• _What the exercise asks_: Print every line of the entries below without changing anything.

**** Data for the task

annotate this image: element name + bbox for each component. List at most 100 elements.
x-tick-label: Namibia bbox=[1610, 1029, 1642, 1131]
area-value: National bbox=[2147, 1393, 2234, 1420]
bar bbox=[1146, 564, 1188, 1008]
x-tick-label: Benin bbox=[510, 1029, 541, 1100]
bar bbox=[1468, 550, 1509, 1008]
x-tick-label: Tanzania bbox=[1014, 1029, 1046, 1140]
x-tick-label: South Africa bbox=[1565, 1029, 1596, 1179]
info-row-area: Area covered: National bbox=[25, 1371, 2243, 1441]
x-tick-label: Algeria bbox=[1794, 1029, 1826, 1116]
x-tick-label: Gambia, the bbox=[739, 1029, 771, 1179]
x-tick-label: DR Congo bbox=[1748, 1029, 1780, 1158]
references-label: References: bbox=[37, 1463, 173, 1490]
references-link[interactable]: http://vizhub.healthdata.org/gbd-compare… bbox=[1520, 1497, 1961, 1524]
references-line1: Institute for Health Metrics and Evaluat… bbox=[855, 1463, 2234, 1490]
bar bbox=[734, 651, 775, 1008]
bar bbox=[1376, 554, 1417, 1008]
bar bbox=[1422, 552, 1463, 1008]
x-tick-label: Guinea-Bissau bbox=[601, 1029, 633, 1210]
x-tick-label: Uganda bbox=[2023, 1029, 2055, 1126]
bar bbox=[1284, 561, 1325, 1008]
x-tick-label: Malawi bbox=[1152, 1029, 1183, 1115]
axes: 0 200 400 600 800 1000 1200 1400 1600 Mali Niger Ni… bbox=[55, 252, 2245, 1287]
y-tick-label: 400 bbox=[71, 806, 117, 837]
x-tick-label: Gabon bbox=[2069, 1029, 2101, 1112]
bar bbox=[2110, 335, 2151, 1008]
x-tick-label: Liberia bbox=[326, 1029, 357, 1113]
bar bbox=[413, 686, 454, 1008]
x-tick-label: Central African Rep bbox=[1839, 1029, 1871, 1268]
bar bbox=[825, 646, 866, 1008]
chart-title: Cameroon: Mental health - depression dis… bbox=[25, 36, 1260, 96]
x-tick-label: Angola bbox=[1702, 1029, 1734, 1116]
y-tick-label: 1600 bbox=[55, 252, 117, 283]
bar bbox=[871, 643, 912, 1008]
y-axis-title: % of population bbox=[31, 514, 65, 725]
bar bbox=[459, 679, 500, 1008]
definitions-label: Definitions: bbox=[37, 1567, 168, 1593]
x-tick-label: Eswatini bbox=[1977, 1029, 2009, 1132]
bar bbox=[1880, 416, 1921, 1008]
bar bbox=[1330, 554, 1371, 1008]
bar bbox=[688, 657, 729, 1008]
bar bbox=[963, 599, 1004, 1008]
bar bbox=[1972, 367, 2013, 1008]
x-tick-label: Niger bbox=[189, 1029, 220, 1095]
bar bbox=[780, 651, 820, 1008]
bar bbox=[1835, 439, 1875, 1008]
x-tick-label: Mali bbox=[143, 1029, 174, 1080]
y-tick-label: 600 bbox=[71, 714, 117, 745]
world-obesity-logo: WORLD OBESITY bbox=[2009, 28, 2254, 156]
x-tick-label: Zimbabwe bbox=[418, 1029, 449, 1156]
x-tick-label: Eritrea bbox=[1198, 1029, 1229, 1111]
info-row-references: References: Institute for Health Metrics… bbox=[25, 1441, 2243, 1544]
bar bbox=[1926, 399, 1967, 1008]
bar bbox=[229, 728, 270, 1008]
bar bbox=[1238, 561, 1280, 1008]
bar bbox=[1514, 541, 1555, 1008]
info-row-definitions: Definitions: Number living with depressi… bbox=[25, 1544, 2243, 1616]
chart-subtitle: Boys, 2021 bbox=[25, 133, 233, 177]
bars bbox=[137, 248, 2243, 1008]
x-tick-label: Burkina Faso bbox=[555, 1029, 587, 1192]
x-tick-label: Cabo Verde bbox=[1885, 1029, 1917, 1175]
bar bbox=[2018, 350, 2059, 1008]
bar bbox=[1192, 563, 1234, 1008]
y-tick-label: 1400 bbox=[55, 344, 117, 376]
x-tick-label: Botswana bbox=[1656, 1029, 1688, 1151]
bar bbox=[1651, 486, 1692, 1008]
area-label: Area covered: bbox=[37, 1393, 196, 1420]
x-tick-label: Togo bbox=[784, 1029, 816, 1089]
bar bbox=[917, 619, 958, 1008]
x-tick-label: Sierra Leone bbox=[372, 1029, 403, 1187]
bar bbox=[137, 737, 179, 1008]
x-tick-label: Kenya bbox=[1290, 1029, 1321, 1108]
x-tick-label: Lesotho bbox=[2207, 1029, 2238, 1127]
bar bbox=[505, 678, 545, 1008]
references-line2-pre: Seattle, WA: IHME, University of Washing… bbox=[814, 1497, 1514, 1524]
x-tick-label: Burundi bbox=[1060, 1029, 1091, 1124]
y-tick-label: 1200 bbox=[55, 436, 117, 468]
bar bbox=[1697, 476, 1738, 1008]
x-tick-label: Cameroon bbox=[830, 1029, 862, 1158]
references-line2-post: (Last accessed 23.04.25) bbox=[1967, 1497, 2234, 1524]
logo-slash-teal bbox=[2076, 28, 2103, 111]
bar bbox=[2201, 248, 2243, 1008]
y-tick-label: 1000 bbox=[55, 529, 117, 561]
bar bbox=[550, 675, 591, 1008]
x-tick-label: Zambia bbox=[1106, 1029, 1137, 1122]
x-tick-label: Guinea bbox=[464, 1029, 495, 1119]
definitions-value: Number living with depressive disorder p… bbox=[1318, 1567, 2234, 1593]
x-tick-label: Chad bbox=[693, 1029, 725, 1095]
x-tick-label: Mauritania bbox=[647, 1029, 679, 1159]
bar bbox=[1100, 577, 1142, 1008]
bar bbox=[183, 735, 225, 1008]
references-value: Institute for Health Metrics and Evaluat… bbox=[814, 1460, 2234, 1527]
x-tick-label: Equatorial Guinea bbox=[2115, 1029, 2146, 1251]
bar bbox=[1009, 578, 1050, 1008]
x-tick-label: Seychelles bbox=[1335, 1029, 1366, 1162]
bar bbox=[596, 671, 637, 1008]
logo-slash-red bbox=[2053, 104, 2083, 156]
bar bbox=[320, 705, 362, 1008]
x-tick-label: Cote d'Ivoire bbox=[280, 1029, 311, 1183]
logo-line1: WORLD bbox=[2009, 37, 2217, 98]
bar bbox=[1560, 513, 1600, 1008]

********

• _Full answer_:
annotate this image: element name + bbox for each component. List at most 100 elements.
x-tick-label: Namibia bbox=[1610, 1029, 1642, 1131]
area-value: National bbox=[2147, 1393, 2234, 1420]
bar bbox=[1146, 564, 1188, 1008]
x-tick-label: Benin bbox=[510, 1029, 541, 1100]
bar bbox=[1468, 550, 1509, 1008]
x-tick-label: Tanzania bbox=[1014, 1029, 1046, 1140]
x-tick-label: South Africa bbox=[1565, 1029, 1596, 1179]
info-row-area: Area covered: National bbox=[25, 1371, 2243, 1441]
x-tick-label: Algeria bbox=[1794, 1029, 1826, 1116]
x-tick-label: Gambia, the bbox=[739, 1029, 771, 1179]
x-tick-label: DR Congo bbox=[1748, 1029, 1780, 1158]
references-label: References: bbox=[37, 1463, 173, 1490]
references-link[interactable]: http://vizhub.healthdata.org/gbd-compare… bbox=[1520, 1497, 1961, 1524]
references-line1: Institute for Health Metrics and Evaluat… bbox=[855, 1463, 2234, 1490]
bar bbox=[734, 651, 775, 1008]
bar bbox=[1376, 554, 1417, 1008]
bar bbox=[1422, 552, 1463, 1008]
x-tick-label: Guinea-Bissau bbox=[601, 1029, 633, 1210]
x-tick-label: Uganda bbox=[2023, 1029, 2055, 1126]
bar bbox=[1284, 561, 1325, 1008]
x-tick-label: Malawi bbox=[1152, 1029, 1183, 1115]
axes: 0 200 400 600 800 1000 1200 1400 1600 Mali Niger Ni… bbox=[55, 252, 2245, 1287]
y-tick-label: 400 bbox=[71, 806, 117, 837]
x-tick-label: Gabon bbox=[2069, 1029, 2101, 1112]
bar bbox=[2110, 335, 2151, 1008]
x-tick-label: Liberia bbox=[326, 1029, 357, 1113]
bar bbox=[413, 686, 454, 1008]
x-tick-label: Central African Rep bbox=[1839, 1029, 1871, 1268]
bar bbox=[825, 646, 866, 1008]
chart-title: Cameroon: Mental health - depression dis… bbox=[25, 36, 1260, 96]
x-tick-label: Angola bbox=[1702, 1029, 1734, 1116]
y-tick-label: 1600 bbox=[55, 252, 117, 283]
bar bbox=[871, 643, 912, 1008]
y-axis-title: % of population bbox=[31, 514, 65, 725]
bar bbox=[459, 679, 500, 1008]
definitions-label: Definitions: bbox=[37, 1567, 168, 1593]
x-tick-label: Eswatini bbox=[1977, 1029, 2009, 1132]
bar bbox=[1880, 416, 1921, 1008]
bar bbox=[1330, 554, 1371, 1008]
bar bbox=[688, 657, 729, 1008]
bar bbox=[963, 599, 1004, 1008]
bar bbox=[1972, 367, 2013, 1008]
x-tick-label: Niger bbox=[189, 1029, 220, 1095]
bar bbox=[780, 651, 820, 1008]
bar bbox=[1835, 439, 1875, 1008]
x-tick-label: Mali bbox=[143, 1029, 174, 1080]
y-tick-label: 600 bbox=[71, 714, 117, 745]
world-obesity-logo: WORLD OBESITY bbox=[2009, 28, 2254, 156]
x-tick-label: Zimbabwe bbox=[418, 1029, 449, 1156]
x-tick-label: Eritrea bbox=[1198, 1029, 1229, 1111]
info-row-references: References: Institute for Health Metrics… bbox=[25, 1441, 2243, 1544]
bar bbox=[1926, 399, 1967, 1008]
bar bbox=[229, 728, 270, 1008]
bar bbox=[1238, 561, 1280, 1008]
bar bbox=[1514, 541, 1555, 1008]
info-row-definitions: Definitions: Number living with depressi… bbox=[25, 1544, 2243, 1616]
chart-subtitle: Boys, 2021 bbox=[25, 133, 233, 177]
bars bbox=[137, 248, 2243, 1008]
x-tick-label: Burkina Faso bbox=[555, 1029, 587, 1192]
x-tick-label: Cabo Verde bbox=[1885, 1029, 1917, 1175]
bar bbox=[2018, 350, 2059, 1008]
bar bbox=[1192, 563, 1234, 1008]
y-tick-label: 1400 bbox=[55, 344, 117, 376]
x-tick-label: Botswana bbox=[1656, 1029, 1688, 1151]
bar bbox=[1651, 486, 1692, 1008]
area-label: Area covered: bbox=[37, 1393, 196, 1420]
x-tick-label: Togo bbox=[784, 1029, 816, 1089]
bar bbox=[917, 619, 958, 1008]
x-tick-label: Sierra Leone bbox=[372, 1029, 403, 1187]
bar bbox=[137, 737, 179, 1008]
x-tick-label: Kenya bbox=[1290, 1029, 1321, 1108]
x-tick-label: Lesotho bbox=[2207, 1029, 2238, 1127]
bar bbox=[505, 678, 545, 1008]
references-line2-pre: Seattle, WA: IHME, University of Washing… bbox=[814, 1497, 1514, 1524]
x-tick-label: Burundi bbox=[1060, 1029, 1091, 1124]
y-tick-label: 1200 bbox=[55, 436, 117, 468]
bar bbox=[1697, 476, 1738, 1008]
x-tick-label: Cameroon bbox=[830, 1029, 862, 1158]
references-line2-post: (Last accessed 23.04.25) bbox=[1967, 1497, 2234, 1524]
logo-slash-teal bbox=[2076, 28, 2103, 111]
bar bbox=[2201, 248, 2243, 1008]
y-tick-label: 1000 bbox=[55, 529, 117, 561]
bar bbox=[550, 675, 591, 1008]
x-tick-label: Zambia bbox=[1106, 1029, 1137, 1122]
x-tick-label: Guinea bbox=[464, 1029, 495, 1119]
definitions-value: Number living with depressive disorder p… bbox=[1318, 1567, 2234, 1593]
x-tick-label: Chad bbox=[693, 1029, 725, 1095]
x-tick-label: Mauritania bbox=[647, 1029, 679, 1159]
bar bbox=[1100, 577, 1142, 1008]
bar bbox=[183, 735, 225, 1008]
references-value: Institute for Health Metrics and Evaluat… bbox=[814, 1460, 2234, 1527]
x-tick-label: Equatorial Guinea bbox=[2115, 1029, 2146, 1251]
bar bbox=[1009, 578, 1050, 1008]
x-tick-label: Seychelles bbox=[1335, 1029, 1366, 1162]
bar bbox=[596, 671, 637, 1008]
logo-slash-red bbox=[2053, 104, 2083, 156]
bar bbox=[320, 705, 362, 1008]
x-tick-label: Cote d'Ivoire bbox=[280, 1029, 311, 1183]
logo-line1: WORLD bbox=[2009, 37, 2217, 98]
bar bbox=[1560, 513, 1600, 1008]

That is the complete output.